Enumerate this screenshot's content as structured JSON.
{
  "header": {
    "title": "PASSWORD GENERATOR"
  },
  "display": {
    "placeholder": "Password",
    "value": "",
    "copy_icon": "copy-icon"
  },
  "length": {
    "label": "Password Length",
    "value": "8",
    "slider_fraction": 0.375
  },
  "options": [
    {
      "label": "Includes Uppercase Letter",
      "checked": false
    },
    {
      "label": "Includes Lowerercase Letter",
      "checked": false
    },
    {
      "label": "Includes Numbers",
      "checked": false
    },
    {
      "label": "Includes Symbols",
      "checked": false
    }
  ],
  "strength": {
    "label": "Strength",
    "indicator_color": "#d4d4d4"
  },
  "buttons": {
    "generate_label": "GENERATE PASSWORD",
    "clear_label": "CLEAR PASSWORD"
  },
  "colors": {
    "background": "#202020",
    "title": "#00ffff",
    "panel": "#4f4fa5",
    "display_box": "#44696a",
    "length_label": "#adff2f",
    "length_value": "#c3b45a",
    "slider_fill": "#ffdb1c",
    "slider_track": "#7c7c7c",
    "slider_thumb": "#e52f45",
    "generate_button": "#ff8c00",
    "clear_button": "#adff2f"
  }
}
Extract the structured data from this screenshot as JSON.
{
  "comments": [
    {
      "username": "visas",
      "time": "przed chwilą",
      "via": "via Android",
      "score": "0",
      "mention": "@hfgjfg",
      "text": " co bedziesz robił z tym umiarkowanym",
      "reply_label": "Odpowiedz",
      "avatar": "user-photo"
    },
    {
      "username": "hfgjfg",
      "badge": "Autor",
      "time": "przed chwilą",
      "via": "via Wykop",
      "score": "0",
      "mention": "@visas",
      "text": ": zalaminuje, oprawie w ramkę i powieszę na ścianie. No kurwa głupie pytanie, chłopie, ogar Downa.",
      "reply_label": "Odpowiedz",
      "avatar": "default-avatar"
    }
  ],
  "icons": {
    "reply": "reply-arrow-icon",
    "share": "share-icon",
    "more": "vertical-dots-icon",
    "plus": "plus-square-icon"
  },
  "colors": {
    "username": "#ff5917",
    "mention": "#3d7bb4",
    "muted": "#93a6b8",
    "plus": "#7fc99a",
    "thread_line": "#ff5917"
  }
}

--*--

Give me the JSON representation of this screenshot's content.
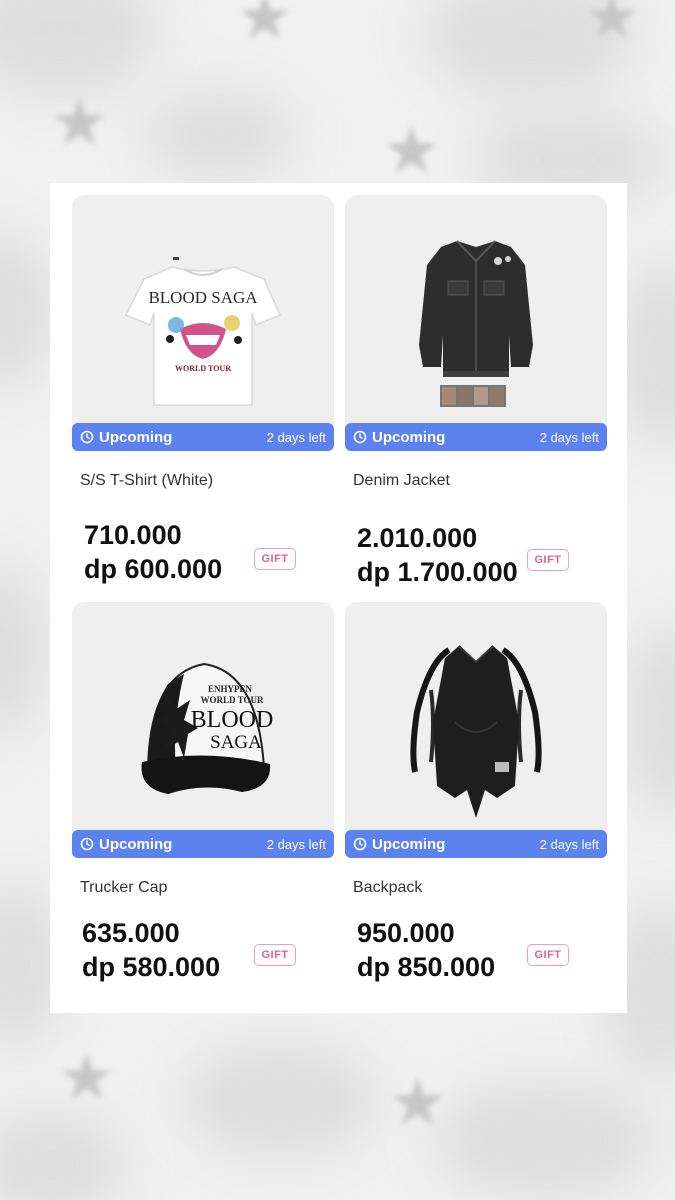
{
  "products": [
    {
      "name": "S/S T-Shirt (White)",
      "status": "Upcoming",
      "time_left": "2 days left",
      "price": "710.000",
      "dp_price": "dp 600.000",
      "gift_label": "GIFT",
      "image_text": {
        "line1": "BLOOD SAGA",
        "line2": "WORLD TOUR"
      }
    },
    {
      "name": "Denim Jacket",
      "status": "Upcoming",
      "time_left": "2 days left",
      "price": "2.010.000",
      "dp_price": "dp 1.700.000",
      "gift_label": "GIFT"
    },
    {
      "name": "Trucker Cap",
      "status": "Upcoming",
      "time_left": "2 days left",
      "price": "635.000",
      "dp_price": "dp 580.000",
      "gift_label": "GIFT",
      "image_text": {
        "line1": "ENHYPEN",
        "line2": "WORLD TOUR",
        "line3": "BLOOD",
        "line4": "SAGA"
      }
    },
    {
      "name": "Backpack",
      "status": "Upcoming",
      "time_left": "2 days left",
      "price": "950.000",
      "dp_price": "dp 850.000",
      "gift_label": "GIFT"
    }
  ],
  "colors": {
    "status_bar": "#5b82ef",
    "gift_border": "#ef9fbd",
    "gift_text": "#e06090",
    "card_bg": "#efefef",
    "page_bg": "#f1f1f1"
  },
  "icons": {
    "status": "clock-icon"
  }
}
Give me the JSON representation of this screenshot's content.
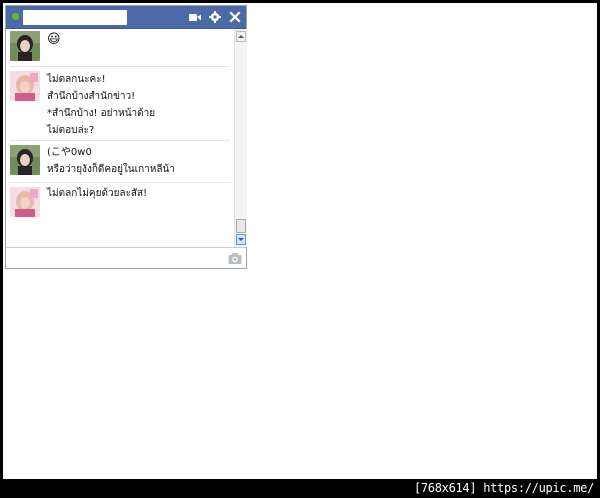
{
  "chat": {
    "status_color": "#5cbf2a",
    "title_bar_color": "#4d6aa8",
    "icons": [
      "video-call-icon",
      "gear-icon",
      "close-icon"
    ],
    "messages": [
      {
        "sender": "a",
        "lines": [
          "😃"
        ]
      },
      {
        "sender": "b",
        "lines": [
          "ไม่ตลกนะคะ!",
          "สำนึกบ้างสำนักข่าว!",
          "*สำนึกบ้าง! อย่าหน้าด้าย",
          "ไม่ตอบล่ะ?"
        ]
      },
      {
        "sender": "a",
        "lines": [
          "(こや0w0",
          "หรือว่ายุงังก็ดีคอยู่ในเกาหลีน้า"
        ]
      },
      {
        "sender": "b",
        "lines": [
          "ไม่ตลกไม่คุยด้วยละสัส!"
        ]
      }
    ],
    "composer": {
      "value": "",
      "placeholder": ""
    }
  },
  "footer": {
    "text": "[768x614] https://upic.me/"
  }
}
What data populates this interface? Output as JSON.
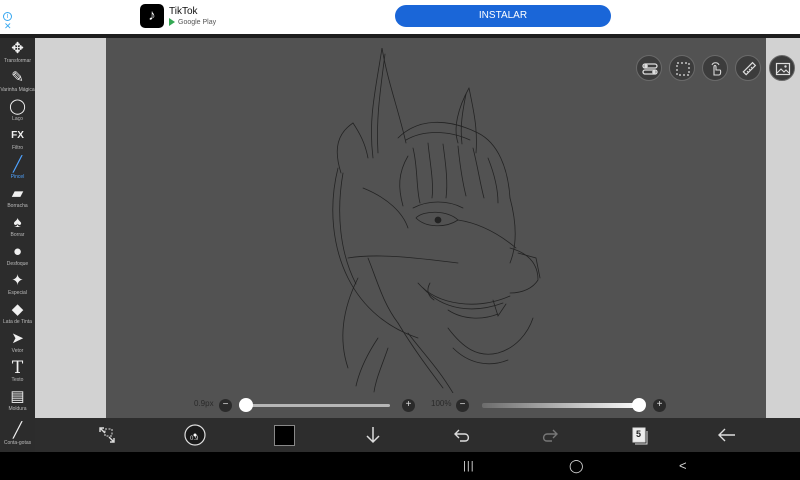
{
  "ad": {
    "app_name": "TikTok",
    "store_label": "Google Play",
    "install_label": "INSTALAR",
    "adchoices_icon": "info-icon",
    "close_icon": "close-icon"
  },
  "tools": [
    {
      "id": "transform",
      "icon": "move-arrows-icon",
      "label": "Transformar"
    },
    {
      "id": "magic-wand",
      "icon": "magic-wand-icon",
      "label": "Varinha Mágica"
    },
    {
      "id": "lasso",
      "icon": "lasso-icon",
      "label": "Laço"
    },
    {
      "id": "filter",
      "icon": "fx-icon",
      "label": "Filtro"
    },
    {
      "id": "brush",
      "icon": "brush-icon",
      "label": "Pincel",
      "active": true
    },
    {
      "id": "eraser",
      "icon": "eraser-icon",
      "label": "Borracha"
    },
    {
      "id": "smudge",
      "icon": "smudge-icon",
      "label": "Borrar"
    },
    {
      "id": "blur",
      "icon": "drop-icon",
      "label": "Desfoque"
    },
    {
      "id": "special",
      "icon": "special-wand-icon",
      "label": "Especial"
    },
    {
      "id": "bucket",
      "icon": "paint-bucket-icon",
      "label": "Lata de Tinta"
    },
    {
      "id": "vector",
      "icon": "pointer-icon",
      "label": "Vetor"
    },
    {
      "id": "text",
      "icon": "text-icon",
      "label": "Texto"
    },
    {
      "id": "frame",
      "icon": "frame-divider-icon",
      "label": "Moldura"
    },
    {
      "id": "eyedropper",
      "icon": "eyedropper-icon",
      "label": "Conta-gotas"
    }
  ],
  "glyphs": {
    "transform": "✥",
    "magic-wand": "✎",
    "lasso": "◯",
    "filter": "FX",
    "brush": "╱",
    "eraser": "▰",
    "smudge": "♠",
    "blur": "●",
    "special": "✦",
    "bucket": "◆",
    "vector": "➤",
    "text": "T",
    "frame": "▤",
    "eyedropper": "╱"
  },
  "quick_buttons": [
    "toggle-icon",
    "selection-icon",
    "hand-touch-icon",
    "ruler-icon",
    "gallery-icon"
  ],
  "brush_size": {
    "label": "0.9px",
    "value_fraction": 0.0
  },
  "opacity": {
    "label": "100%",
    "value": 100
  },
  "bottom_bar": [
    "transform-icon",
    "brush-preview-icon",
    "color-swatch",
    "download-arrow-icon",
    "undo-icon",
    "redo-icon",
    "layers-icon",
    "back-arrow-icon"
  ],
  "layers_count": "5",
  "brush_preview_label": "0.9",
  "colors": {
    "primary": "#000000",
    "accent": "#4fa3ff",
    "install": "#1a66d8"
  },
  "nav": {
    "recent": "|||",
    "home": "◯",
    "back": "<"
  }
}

--*--

**Goal of the exercise**
Lines that include the word "Letter" are to be extracted from the data above.

**Solution for this problem**
      "label": "Includes Uppercase Letter",
      "label": "Includes Lowerercase Letter",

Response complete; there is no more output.